+++ EXERCISE INPUT

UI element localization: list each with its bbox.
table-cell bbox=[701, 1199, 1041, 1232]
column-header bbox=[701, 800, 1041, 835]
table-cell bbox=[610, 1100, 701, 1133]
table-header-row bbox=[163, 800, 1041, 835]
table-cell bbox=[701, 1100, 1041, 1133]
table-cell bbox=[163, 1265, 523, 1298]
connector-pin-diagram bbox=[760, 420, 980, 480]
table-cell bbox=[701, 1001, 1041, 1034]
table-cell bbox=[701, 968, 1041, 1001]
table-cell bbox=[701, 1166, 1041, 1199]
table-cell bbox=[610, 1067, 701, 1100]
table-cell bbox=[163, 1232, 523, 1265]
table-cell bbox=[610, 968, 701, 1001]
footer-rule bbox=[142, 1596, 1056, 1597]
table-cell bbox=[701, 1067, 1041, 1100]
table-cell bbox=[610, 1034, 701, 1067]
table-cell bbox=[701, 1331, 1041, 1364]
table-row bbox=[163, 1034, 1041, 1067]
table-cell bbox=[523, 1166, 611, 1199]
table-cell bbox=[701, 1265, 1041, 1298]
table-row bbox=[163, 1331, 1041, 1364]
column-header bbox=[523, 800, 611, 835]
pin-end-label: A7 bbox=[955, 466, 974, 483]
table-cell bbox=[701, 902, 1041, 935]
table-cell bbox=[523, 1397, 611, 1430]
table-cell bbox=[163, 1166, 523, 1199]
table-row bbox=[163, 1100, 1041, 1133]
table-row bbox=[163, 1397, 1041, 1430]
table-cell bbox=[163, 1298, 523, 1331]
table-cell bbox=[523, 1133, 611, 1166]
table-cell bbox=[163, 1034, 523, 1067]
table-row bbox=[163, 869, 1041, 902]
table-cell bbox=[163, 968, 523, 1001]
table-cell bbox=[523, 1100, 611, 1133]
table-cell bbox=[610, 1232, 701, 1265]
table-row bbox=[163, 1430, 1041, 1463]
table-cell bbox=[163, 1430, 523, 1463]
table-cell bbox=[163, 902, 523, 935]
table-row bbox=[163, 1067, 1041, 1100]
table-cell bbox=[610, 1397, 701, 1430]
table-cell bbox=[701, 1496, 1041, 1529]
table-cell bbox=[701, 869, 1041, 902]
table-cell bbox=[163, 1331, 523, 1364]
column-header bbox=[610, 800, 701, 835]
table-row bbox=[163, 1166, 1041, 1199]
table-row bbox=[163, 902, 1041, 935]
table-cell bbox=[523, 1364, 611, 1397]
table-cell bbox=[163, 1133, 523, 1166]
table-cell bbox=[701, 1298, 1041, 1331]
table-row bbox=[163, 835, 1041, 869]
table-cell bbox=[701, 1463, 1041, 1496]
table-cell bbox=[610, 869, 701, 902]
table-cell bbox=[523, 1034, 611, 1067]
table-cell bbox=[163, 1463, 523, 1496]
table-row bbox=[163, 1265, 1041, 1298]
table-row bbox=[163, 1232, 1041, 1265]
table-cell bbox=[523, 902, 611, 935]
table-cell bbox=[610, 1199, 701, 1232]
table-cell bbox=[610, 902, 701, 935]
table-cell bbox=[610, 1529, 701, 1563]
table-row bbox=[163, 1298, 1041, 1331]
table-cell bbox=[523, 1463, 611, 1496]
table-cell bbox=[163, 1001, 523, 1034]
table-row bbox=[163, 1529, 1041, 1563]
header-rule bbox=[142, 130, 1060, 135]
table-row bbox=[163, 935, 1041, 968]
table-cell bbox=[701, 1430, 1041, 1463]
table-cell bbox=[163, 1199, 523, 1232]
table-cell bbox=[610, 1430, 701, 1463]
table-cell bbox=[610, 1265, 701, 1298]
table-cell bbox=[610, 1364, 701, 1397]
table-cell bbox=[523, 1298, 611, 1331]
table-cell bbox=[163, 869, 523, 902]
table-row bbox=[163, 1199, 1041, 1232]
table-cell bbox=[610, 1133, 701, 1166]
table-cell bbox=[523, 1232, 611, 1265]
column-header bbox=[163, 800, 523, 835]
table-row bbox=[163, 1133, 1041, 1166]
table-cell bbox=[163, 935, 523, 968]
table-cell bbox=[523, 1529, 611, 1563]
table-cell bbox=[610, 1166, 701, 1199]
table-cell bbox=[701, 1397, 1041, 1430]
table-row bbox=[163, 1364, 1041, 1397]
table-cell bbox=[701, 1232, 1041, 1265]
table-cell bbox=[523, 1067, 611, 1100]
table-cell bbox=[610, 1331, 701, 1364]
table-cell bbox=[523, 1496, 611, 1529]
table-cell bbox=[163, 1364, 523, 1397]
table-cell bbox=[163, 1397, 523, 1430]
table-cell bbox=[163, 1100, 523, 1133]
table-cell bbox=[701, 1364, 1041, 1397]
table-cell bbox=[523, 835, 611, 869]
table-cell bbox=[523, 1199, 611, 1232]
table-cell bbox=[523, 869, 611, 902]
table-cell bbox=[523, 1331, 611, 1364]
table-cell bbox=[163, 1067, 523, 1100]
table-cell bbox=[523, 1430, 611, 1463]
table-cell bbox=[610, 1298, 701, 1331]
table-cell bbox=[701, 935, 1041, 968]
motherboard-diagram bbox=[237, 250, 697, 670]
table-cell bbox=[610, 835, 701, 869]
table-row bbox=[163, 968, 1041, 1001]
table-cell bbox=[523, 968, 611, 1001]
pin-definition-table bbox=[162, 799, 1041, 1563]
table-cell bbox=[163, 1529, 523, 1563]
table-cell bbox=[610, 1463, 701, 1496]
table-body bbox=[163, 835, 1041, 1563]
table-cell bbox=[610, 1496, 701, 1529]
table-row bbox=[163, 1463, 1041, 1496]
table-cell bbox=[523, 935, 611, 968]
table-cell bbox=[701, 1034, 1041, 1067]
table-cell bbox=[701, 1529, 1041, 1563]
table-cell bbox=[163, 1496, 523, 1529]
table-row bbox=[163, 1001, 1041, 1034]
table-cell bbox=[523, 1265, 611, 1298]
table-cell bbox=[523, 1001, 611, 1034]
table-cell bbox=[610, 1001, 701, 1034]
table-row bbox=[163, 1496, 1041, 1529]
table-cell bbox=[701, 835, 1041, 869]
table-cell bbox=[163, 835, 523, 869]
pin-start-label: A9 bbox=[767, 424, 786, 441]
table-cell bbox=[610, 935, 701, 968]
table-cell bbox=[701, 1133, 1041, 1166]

++++++

**WRITTEN REQUEST:** Rewrite every item above as a numbered list, one line per number, and omit any blank lines.

**ANSWER TO THIS PROBLEM:**
1. UI element localization: list each with its bbox.
2. table-cell bbox=[701, 1199, 1041, 1232]
3. column-header bbox=[701, 800, 1041, 835]
4. table-cell bbox=[610, 1100, 701, 1133]
5. table-header-row bbox=[163, 800, 1041, 835]
6. table-cell bbox=[701, 1100, 1041, 1133]
7. table-cell bbox=[163, 1265, 523, 1298]
8. connector-pin-diagram bbox=[760, 420, 980, 480]
9. table-cell bbox=[701, 1001, 1041, 1034]
10. table-cell bbox=[701, 968, 1041, 1001]
11. table-cell bbox=[701, 1166, 1041, 1199]
12. table-cell bbox=[610, 1067, 701, 1100]
13. table-cell bbox=[163, 1232, 523, 1265]
14. table-cell bbox=[610, 968, 701, 1001]
15. footer-rule bbox=[142, 1596, 1056, 1597]
16. table-cell bbox=[701, 1067, 1041, 1100]
17. table-cell bbox=[610, 1034, 701, 1067]
18. table-cell bbox=[701, 1331, 1041, 1364]
19. table-row bbox=[163, 1034, 1041, 1067]
20. table-cell bbox=[523, 1166, 611, 1199]
21. table-cell bbox=[701, 1265, 1041, 1298]
22. table-row bbox=[163, 1331, 1041, 1364]
23. column-header bbox=[523, 800, 611, 835]
24. pin-end-label: A7 bbox=[955, 466, 974, 483]
25. table-cell bbox=[701, 902, 1041, 935]
26. table-cell bbox=[523, 1397, 611, 1430]
27. table-cell bbox=[163, 1166, 523, 1199]
28. table-row bbox=[163, 1100, 1041, 1133]
29. table-row bbox=[163, 1397, 1041, 1430]
30. table-cell bbox=[163, 1298, 523, 1331]
31. table-cell bbox=[523, 1133, 611, 1166]
32. table-cell bbox=[163, 1034, 523, 1067]
33. table-row bbox=[163, 869, 1041, 902]
34. table-cell bbox=[163, 968, 523, 1001]
35. table-cell bbox=[523, 1100, 611, 1133]
36. table-cell bbox=[610, 1232, 701, 1265]
37. table-row bbox=[163, 1430, 1041, 1463]
38. table-cell bbox=[163, 1430, 523, 1463]
39. table-cell bbox=[163, 902, 523, 935]
40. table-row bbox=[163, 1067, 1041, 1100]
41. table-cell bbox=[610, 1397, 701, 1430]
42. table-cell bbox=[701, 1496, 1041, 1529]
43. table-cell bbox=[701, 869, 1041, 902]
44. table-cell bbox=[163, 1331, 523, 1364]
45. column-header bbox=[610, 800, 701, 835]
46. table-row bbox=[163, 1166, 1041, 1199]
47. table-row bbox=[163, 902, 1041, 935]
48. table-cell bbox=[523, 1364, 611, 1397]
49. table-cell bbox=[163, 1133, 523, 1166]
50. table-cell bbox=[701, 1298, 1041, 1331]
51. table-row bbox=[163, 835, 1041, 869]
52. table-cell bbox=[701, 1463, 1041, 1496]
53. table-cell bbox=[610, 869, 701, 902]
54. table-cell bbox=[523, 1034, 611, 1067]
55. table-cell bbox=[163, 1463, 523, 1496]
56. table-row bbox=[163, 1265, 1041, 1298]
57. table-row bbox=[163, 1232, 1041, 1265]
58. table-cell bbox=[523, 902, 611, 935]
59. table-cell bbox=[610, 1199, 701, 1232]
60. table-cell bbox=[610, 902, 701, 935]
61. table-cell bbox=[610, 1529, 701, 1563]
62. table-row bbox=[163, 1298, 1041, 1331]
63. table-cell bbox=[523, 1463, 611, 1496]
64. table-cell bbox=[163, 1001, 523, 1034]
65. table-row bbox=[163, 1529, 1041, 1563]
66. header-rule bbox=[142, 130, 1060, 135]
67. table-row bbox=[163, 935, 1041, 968]
68. table-cell bbox=[701, 1430, 1041, 1463]
69. table-cell bbox=[163, 1199, 523, 1232]
70. table-cell bbox=[610, 1430, 701, 1463]
71. table-cell bbox=[610, 1265, 701, 1298]
72. table-cell bbox=[610, 1364, 701, 1397]
73. table-cell bbox=[523, 1298, 611, 1331]
74. table-cell bbox=[163, 869, 523, 902]
75. table-row bbox=[163, 1199, 1041, 1232]
76. table-cell bbox=[610, 1133, 701, 1166]
77. table-cell bbox=[523, 1232, 611, 1265]
78. column-header bbox=[163, 800, 523, 835]
79. table-row bbox=[163, 1133, 1041, 1166]
80. table-cell bbox=[163, 935, 523, 968]
81. table-cell bbox=[523, 1529, 611, 1563]
82. table-cell bbox=[610, 1166, 701, 1199]
83. table-cell bbox=[701, 1397, 1041, 1430]
84. table-row bbox=[163, 1364, 1041, 1397]
85. table-cell bbox=[701, 1232, 1041, 1265]
86. table-cell bbox=[523, 1067, 611, 1100]
87. table-cell bbox=[610, 1331, 701, 1364]
88. table-cell bbox=[523, 1496, 611, 1529]
89. table-cell bbox=[163, 1364, 523, 1397]
90. table-cell bbox=[163, 1397, 523, 1430]
91. table-cell bbox=[163, 1100, 523, 1133]
92. table-cell bbox=[701, 1364, 1041, 1397]
93. table-cell bbox=[523, 835, 611, 869]
94. table-cell bbox=[523, 1199, 611, 1232]
95. table-cell bbox=[523, 869, 611, 902]
96. table-cell bbox=[523, 1331, 611, 1364]
97. table-cell bbox=[163, 1067, 523, 1100]
98. table-cell bbox=[523, 1430, 611, 1463]
99. table-cell bbox=[610, 1298, 701, 1331]
100. table-cell bbox=[701, 935, 1041, 968]
101. motherboard-diagram bbox=[237, 250, 697, 670]
102. table-cell bbox=[610, 835, 701, 869]
103. table-row bbox=[163, 968, 1041, 1001]
104. table-cell bbox=[523, 968, 611, 1001]
105. pin-definition-table bbox=[162, 799, 1041, 1563]
106. table-cell bbox=[163, 1529, 523, 1563]
107. table-cell bbox=[610, 1463, 701, 1496]
108. table-body bbox=[163, 835, 1041, 1563]
109. table-cell bbox=[610, 1496, 701, 1529]
110. table-row bbox=[163, 1463, 1041, 1496]
111. table-cell bbox=[523, 935, 611, 968]
112. table-cell bbox=[701, 1034, 1041, 1067]
113. table-cell bbox=[701, 1529, 1041, 1563]
114. table-cell bbox=[163, 1496, 523, 1529]
115. table-row bbox=[163, 1001, 1041, 1034]
116. table-cell bbox=[523, 1265, 611, 1298]
117. table-cell bbox=[523, 1001, 611, 1034]
118. table-cell bbox=[610, 1001, 701, 1034]
119. table-row bbox=[163, 1496, 1041, 1529]
120. table-cell bbox=[701, 835, 1041, 869]
121. table-cell bbox=[163, 835, 523, 869]
122. pin-start-label: A9 bbox=[767, 424, 786, 441]
123. table-cell bbox=[610, 935, 701, 968]
124. table-cell bbox=[701, 1133, 1041, 1166]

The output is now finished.